### Entries
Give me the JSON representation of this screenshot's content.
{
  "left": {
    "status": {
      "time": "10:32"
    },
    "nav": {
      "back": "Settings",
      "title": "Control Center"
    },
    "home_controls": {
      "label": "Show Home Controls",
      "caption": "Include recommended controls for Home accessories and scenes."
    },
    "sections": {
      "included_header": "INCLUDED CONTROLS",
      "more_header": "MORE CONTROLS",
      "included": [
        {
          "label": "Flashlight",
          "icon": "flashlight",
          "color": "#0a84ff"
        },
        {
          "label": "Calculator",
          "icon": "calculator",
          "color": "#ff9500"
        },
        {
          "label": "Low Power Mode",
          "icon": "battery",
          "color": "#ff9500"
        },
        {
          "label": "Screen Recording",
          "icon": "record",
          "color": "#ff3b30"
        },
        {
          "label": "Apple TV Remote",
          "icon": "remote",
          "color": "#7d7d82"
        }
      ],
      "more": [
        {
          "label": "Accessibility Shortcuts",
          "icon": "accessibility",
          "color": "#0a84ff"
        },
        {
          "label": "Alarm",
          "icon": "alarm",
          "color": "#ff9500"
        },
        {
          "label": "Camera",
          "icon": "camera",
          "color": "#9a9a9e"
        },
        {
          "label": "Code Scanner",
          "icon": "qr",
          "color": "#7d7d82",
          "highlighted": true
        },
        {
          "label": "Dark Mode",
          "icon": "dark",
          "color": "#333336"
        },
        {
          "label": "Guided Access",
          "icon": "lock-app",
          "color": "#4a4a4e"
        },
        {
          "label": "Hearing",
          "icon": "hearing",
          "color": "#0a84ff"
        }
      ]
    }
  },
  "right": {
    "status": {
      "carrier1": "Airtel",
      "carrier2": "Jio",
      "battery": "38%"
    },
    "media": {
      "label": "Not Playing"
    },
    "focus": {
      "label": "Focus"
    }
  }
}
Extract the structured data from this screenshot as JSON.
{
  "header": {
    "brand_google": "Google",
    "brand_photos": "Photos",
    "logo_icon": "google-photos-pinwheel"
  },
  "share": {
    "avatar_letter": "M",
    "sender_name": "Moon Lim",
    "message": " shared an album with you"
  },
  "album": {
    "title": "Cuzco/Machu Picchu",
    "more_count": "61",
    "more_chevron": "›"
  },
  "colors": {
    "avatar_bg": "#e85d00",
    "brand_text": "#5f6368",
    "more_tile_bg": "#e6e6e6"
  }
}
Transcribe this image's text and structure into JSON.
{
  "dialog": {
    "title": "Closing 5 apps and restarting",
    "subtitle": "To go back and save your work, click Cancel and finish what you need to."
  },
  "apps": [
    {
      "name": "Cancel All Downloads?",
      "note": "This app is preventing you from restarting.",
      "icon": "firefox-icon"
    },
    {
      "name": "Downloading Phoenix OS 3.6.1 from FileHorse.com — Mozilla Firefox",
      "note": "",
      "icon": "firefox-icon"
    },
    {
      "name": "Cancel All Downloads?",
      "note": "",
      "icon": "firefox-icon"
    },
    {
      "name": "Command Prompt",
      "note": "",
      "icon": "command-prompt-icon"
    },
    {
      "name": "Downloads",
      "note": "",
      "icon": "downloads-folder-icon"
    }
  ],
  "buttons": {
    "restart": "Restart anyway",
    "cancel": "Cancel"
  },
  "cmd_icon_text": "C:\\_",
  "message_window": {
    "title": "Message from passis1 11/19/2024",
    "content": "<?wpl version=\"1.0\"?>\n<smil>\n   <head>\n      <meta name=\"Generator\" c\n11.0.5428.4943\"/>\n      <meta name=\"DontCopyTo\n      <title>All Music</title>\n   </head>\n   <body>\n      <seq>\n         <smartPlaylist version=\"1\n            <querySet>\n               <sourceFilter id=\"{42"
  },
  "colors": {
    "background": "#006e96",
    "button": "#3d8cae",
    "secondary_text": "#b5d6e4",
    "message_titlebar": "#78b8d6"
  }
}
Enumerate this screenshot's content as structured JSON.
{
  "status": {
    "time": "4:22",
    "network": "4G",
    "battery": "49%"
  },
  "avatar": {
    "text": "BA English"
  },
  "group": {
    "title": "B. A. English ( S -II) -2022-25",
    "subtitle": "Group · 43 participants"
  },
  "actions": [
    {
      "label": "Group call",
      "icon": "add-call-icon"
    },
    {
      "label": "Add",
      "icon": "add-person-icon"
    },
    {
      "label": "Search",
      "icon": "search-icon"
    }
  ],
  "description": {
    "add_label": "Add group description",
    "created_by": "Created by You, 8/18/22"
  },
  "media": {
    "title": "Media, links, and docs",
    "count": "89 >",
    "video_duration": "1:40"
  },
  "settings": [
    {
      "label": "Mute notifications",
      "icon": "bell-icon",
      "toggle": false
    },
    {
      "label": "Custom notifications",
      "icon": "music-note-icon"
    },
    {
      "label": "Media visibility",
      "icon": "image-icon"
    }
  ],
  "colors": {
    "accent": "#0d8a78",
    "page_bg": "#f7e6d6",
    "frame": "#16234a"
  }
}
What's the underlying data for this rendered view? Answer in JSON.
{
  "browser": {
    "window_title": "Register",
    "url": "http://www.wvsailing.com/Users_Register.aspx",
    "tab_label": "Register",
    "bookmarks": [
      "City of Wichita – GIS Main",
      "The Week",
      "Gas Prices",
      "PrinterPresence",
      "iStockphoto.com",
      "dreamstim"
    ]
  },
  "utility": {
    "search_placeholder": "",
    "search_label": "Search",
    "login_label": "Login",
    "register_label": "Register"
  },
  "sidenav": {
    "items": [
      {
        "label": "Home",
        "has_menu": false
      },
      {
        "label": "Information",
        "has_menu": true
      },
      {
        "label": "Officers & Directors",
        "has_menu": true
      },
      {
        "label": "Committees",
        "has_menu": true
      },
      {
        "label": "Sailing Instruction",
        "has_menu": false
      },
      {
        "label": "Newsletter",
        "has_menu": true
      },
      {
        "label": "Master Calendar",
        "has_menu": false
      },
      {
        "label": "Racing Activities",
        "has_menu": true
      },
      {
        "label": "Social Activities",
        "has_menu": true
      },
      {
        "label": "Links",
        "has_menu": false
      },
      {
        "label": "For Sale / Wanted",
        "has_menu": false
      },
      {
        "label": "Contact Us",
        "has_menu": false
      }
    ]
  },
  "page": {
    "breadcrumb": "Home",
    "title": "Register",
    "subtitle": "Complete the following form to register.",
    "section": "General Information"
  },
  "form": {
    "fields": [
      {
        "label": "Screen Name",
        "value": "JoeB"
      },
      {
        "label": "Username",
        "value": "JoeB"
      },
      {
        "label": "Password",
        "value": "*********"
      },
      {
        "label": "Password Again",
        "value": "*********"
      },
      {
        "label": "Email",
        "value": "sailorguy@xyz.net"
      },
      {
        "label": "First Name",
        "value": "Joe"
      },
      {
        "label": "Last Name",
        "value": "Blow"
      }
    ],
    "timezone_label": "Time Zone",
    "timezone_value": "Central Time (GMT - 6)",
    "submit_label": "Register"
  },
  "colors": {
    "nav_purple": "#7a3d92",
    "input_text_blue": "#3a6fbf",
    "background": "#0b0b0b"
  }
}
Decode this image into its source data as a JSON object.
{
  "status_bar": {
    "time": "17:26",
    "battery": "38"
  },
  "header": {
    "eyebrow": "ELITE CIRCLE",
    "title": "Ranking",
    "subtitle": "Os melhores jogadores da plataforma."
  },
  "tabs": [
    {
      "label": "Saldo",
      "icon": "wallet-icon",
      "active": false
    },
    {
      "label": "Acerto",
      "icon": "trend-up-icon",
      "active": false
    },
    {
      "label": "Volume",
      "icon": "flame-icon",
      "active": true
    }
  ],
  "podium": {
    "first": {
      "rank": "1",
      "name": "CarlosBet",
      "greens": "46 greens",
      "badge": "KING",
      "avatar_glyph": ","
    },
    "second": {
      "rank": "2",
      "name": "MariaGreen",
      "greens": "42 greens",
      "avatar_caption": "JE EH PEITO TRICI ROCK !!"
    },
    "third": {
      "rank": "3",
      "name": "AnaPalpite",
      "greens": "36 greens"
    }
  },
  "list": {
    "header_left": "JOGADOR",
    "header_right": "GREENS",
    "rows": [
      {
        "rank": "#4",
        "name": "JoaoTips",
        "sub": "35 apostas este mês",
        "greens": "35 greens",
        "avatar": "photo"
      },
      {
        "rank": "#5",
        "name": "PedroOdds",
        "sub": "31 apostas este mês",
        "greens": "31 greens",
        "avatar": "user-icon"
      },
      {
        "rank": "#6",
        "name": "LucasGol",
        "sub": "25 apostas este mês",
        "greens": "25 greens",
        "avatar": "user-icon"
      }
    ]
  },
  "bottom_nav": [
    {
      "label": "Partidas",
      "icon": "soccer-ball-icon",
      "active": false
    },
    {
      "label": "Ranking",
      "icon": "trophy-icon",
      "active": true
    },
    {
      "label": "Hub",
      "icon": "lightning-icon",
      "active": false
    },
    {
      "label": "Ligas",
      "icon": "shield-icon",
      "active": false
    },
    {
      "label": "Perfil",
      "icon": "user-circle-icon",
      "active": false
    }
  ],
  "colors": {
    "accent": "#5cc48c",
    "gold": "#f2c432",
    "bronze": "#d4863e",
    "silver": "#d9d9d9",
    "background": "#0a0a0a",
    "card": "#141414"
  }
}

### What needs to be done
From the material given, work out how many lines hold the string "English"; state that number and nothing further.

### Exercise response
2